→ Task description
All of the lines below are to be printed again exactly; images are excluded from the output.
-- begin --
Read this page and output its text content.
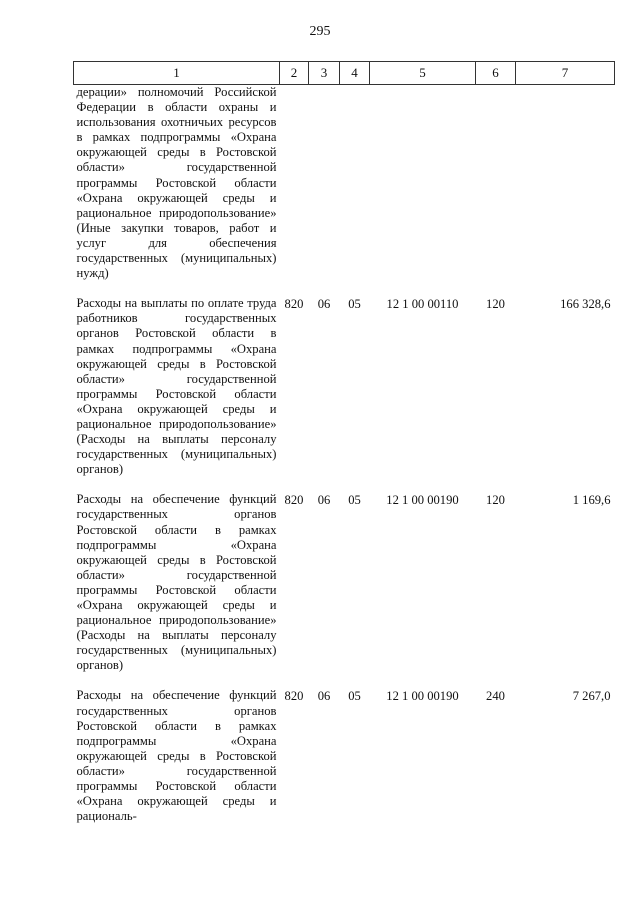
295
1	2	3	4	5	6	7
дерации» полномочий Российской Федерации в области охраны и использования охотничьих ресурсов в рамках подпрограммы «Охрана окружающей среды в Ростовской области» государственной программы Ростовской области «Охрана окружающей среды и рациональное природопользование» (Иные закупки товаров, работ и услуг для обеспечения государственных (муниципальных) нужд)						

Расходы на выплаты по оплате труда работников государственных органов Ростовской области в рамках подпрограммы «Охрана окружающей среды в Ростовской области» государственной программы Ростовской области «Охрана окружающей среды и рациональное природопользование» (Расходы на выплаты персоналу государственных (муниципальных) органов)	820	06	05	12 1 00 00110	120	166 328,6

Расходы на обеспечение функций государственных органов Ростовской области в рамках подпрограммы «Охрана окружающей среды в Ростовской области» государственной программы Ростовской области «Охрана окружающей среды и рациональное природопользование» (Расходы на выплаты персоналу государственных (муниципальных) органов)	820	06	05	12 1 00 00190	120	1 169,6

Расходы на обеспечение функций государственных органов Ростовской области в рамках подпрограммы «Охрана окружающей среды в Ростовской области» государственной программы Ростовской области «Охрана окружающей среды и рациональ-	820	06	05	12 1 00 00190	240	7 267,0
-- end --
→ Written reply
Read this page and output its text content.
295
1	2	3	4	5	6	7
дерации» полномочий Российской Федерации в области охраны и использования охотничьих ресурсов в рамках подпрограммы «Охрана окружающей среды в Ростовской области» государственной программы Ростовской области «Охрана окружающей среды и рациональное природопользование» (Иные закупки товаров, работ и услуг для обеспечения государственных (муниципальных) нужд)						

Расходы на выплаты по оплате труда работников государственных органов Ростовской области в рамках подпрограммы «Охрана окружающей среды в Ростовской области» государственной программы Ростовской области «Охрана окружающей среды и рациональное природопользование» (Расходы на выплаты персоналу государственных (муниципальных) органов)	820	06	05	12 1 00 00110	120	166 328,6

Расходы на обеспечение функций государственных органов Ростовской области в рамках подпрограммы «Охрана окружающей среды в Ростовской области» государственной программы Ростовской области «Охрана окружающей среды и рациональное природопользование» (Расходы на выплаты персоналу государственных (муниципальных) органов)	820	06	05	12 1 00 00190	120	1 169,6

Расходы на обеспечение функций государственных органов Ростовской области в рамках подпрограммы «Охрана окружающей среды в Ростовской области» государственной программы Ростовской области «Охрана окружающей среды и рациональ-	820	06	05	12 1 00 00190	240	7 267,0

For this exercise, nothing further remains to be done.